Written problem A> Reproduce word for word the records from the line with "For every button, label, input, icon, or" to the line with "debt-area bbox=[76, 385, 805, 446]", both of those lines included. Leave the pictures out.
Written problem B> Resume the forum thread on banks and free wifi, starting right after its last post.

Reading text>
▽

Re: Enjoy the rampant rule breaking this will allow
There is no need for the banks to do anything. Following the HSBC affair (money laundering for drugs dealers etc) Cameron has effectively agreed that the Big Banks are not only Too Big To Fail they are also Too Big To Jail. The Big Banks are now actually above the law.
http://neweconomicperspectives.org/2012/12/the-second-great-betrayal-obama-and-cameron-decide-that-banks-are-above-the-law.html
Re: Enjoy the rampant rule breaking this will allow
>Unlike the good old, traditional Post Office service
The point is that the banks log all the emails/web and phone calls their dealers make.
With this you will have two phones on your desk an official one with the deals that lost money and a PAYG phone topped up with cash for all the deals to your freinds that made money.
This way we won't need another of those expensive inquiries into rigging the LIBOR.
Dunno, Ray.
I do know this. I pull my fondeslab (Or N8) out of my 'man-bag', pocket, whatever I have when I'm in the city/ on the bus/at home. Connects instantly to Oulu's free, as-much-as-you-can-eat internet service, browse what I like! Do anything. If I want to download a sick video, or some pr0n, whatever, no restriction. For free!!
Is Britain somewhat retarded???
Re: Dunno, Ray.
Depends what you keep in it.
My bag holds a pair of large 'uns innit.
Re: Dunno, Ray.
Things change....
When I was at school, it was called a satchel. When I travelled, as a teenager, it was called a rucksack. Then when I got older, it was a briefcase. Later, it was an overhead travel-bag. Now, it's a man-bag. Women call theirs a handbag (Dame Thatcher's was strong enough to carry a brick, it was rumoured), but I'm not carrying one of those on any train ("The line is immaterial, Mr. Worthing!! ,as Lady Bracknell might ejaculate)
SFR in France have sim based authentication to wifi, it tries to off load the 3g data onto wifi that you are automatically logged into. However the surfing speed of this shared wifi is slower than 3g.
There are apps that will remember your login credentials for free wifi and automatically log you on. I use it extensivly while stood at the bus stop outside macdonalds.
Free as in not really...
So, they collect your email address at each hotspot, so they track you around - and show you adverts...
Thats not free at all, enjoy Murdock tracking you all.

△

Excerpted records>

▽

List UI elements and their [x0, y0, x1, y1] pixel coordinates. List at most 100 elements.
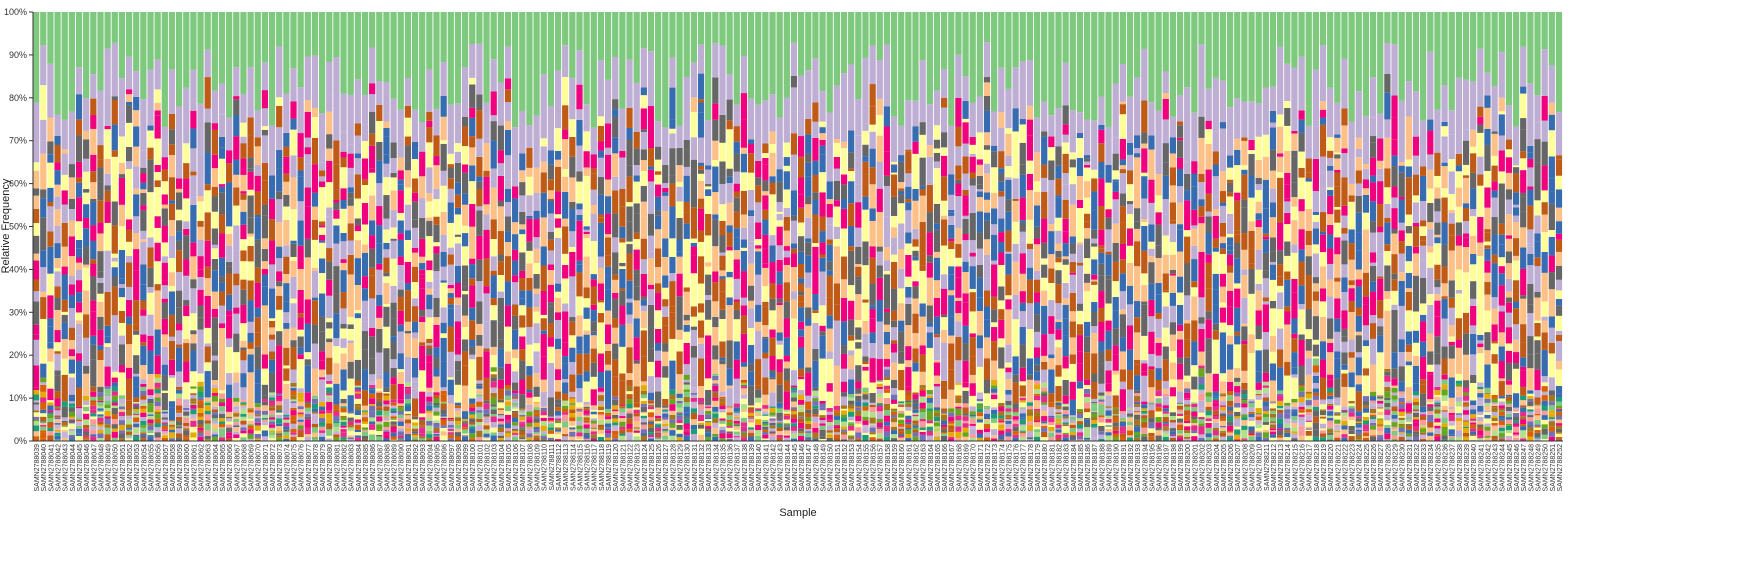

△
▽

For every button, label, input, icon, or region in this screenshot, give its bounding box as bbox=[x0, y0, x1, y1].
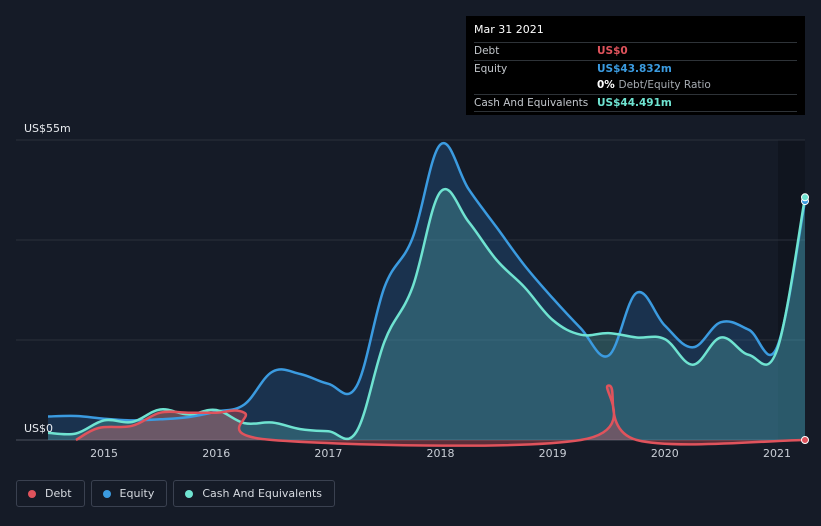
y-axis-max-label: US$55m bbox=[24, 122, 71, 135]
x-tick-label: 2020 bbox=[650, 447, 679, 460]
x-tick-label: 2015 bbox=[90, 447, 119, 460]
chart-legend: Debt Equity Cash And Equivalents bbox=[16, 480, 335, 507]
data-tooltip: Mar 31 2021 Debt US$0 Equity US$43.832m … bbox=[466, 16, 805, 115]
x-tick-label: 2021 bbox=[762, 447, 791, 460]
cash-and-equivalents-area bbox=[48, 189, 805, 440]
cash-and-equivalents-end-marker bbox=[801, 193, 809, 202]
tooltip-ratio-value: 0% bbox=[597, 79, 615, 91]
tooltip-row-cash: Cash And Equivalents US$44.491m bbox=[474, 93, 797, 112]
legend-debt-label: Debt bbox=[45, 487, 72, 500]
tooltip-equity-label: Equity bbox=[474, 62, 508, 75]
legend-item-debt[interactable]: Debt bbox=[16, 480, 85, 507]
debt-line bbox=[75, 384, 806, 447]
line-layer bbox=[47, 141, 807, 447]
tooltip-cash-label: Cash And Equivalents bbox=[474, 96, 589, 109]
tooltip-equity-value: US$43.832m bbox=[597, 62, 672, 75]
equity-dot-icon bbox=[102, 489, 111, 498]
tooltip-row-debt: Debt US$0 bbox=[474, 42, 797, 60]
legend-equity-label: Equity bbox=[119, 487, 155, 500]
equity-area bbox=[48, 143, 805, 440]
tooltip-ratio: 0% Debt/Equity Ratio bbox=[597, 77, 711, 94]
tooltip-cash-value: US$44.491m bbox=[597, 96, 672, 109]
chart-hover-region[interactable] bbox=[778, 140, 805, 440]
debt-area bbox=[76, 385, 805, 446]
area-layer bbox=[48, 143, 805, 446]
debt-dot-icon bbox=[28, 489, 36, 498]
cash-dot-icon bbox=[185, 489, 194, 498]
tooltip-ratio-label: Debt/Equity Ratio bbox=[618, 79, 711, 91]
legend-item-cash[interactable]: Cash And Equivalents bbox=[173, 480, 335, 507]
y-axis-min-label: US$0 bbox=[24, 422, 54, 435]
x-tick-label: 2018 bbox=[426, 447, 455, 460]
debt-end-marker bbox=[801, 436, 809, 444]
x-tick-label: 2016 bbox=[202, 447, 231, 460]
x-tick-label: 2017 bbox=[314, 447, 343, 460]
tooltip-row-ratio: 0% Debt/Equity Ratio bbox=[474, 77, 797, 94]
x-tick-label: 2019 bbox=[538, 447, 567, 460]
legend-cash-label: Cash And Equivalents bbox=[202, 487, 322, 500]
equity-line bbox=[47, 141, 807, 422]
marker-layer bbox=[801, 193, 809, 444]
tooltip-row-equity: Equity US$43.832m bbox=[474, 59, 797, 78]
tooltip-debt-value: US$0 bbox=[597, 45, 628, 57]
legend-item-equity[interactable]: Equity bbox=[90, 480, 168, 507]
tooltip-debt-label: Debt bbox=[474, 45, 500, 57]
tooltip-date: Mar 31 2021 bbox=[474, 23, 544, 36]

△
▽

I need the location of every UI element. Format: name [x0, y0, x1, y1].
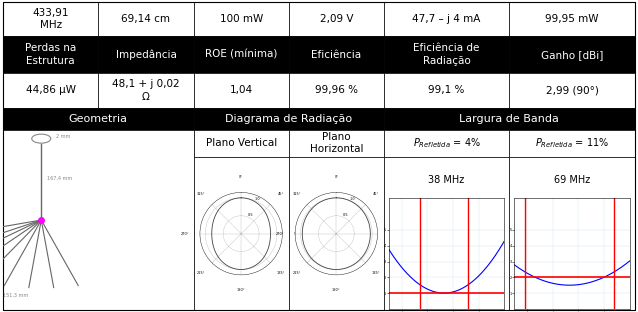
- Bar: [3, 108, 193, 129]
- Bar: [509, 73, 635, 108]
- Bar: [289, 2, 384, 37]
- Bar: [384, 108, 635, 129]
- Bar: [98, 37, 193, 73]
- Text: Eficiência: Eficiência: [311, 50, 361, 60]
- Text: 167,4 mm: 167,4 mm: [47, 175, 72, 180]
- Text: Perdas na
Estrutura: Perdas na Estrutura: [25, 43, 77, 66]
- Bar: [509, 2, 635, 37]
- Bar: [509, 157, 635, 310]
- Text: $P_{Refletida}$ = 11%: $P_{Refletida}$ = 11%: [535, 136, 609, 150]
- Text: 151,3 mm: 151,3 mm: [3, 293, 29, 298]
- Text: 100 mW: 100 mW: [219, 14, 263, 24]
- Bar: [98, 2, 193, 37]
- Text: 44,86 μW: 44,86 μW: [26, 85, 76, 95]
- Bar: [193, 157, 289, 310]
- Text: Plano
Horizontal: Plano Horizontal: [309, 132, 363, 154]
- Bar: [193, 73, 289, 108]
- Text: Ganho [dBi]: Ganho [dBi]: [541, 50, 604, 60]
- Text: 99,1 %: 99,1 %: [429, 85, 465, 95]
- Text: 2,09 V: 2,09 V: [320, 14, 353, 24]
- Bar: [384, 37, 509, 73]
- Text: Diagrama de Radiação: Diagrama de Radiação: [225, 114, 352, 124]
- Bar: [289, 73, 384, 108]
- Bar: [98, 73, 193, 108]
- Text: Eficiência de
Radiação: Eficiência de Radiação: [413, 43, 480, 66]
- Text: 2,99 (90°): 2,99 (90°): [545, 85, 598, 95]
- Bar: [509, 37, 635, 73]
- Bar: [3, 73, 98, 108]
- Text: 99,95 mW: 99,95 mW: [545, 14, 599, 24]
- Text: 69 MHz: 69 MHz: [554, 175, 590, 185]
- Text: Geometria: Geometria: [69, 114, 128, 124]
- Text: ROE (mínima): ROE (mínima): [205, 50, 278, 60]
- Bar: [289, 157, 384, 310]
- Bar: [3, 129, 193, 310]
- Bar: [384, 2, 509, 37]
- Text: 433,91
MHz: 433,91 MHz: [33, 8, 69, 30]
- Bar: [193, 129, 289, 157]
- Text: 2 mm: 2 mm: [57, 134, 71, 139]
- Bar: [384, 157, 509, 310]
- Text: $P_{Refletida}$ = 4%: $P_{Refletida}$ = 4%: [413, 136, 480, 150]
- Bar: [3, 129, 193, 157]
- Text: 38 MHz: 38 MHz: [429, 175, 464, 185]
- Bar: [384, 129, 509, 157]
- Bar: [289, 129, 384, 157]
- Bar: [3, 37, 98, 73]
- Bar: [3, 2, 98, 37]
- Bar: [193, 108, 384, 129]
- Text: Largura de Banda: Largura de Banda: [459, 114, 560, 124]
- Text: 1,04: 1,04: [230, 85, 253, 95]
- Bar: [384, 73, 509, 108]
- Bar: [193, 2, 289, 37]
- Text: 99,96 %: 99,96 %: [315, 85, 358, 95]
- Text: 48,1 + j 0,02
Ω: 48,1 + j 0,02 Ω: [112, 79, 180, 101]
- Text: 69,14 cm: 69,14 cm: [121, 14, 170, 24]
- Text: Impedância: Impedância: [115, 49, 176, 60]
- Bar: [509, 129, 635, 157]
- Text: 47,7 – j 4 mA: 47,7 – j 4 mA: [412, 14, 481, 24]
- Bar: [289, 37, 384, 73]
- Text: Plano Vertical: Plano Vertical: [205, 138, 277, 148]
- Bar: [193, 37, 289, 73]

△

Reply A>
For every button, label, input, icon, or region in this screenshot, give its bounding box as bbox=[x0, y0, x1, y1].
y-axis-max-label: US$55m bbox=[24, 122, 71, 135]
x-tick-label: 2020 bbox=[650, 447, 679, 460]
x-tick-label: 2015 bbox=[90, 447, 119, 460]
chart-legend: Debt Equity Cash And Equivalents bbox=[16, 480, 335, 507]
data-tooltip: Mar 31 2021 Debt US$0 Equity US$43.832m … bbox=[466, 16, 805, 115]
x-tick-label: 2021 bbox=[762, 447, 791, 460]
cash-and-equivalents-area bbox=[48, 189, 805, 440]
cash-and-equivalents-end-marker bbox=[801, 193, 809, 202]
tooltip-ratio-value: 0% bbox=[597, 79, 615, 91]
tooltip-row-cash: Cash And Equivalents US$44.491m bbox=[474, 93, 797, 112]
legend-debt-label: Debt bbox=[45, 487, 72, 500]
tooltip-equity-label: Equity bbox=[474, 62, 508, 75]
legend-item-debt[interactable]: Debt bbox=[16, 480, 85, 507]
debt-line bbox=[75, 384, 806, 447]
line-layer bbox=[47, 141, 807, 447]
tooltip-cash-label: Cash And Equivalents bbox=[474, 96, 589, 109]
tooltip-equity-value: US$43.832m bbox=[597, 62, 672, 75]
equity-dot-icon bbox=[102, 489, 111, 498]
tooltip-row-debt: Debt US$0 bbox=[474, 42, 797, 60]
legend-equity-label: Equity bbox=[119, 487, 155, 500]
equity-area bbox=[48, 143, 805, 440]
tooltip-ratio: 0% Debt/Equity Ratio bbox=[597, 77, 711, 94]
tooltip-cash-value: US$44.491m bbox=[597, 96, 672, 109]
chart-hover-region[interactable] bbox=[778, 140, 805, 440]
debt-area bbox=[76, 385, 805, 446]

Reply B>
my company has free wifi for anyone who can pick it up port 80 and 443 only, good luck picking it up INSIDE the office let alone anywhere else!
I would complain about it but then I would have to fix it so sod that
A good idea until they mentioned 'Sky'
I refuse to use anything that <redacted> ex Aussie, ex Brit, Murdoch has a finger in.
anon because I get enough crap mailings for Virgin & Sky as it is.
Airports in Developing Countries
It's nearly universal for every fast food joint facing the terminal waiting area to provide free wifi. Show Available Networks leads to an endless list.
YMMV.
Surely every internet connection is somehow linked to a telephone number anyway?
No?
Just keep a record in metadata of all telephone numbers related to that online access.
The string is not going to be too long - nation code, region code, telephone id
Can I claim IP ownership on the above brand spanking new idea that has potential to make the internet clean, decent, nice and more importantly ultimately traceable?
Free Wi-Fi in SE Asia
Having worked\traveled and lived in various parts of Asia for the last 6+ years I am always amazed at the lack of free wi-fi available in the UK.
Nearly everywhere in SEA offers free wi-fi even remote places in the jungle offer it at times. HK has wi-fi on the underground and yet the UK is still faffing around.
Ok a lot of this is offered by private enterprises, but there is rarely a requirements to pass over any details, just connect and surf. Some of them may have passwords on them, but you merely ask for the key and are given it without question.
It's nominal.
Yes but they don't really understand anything different.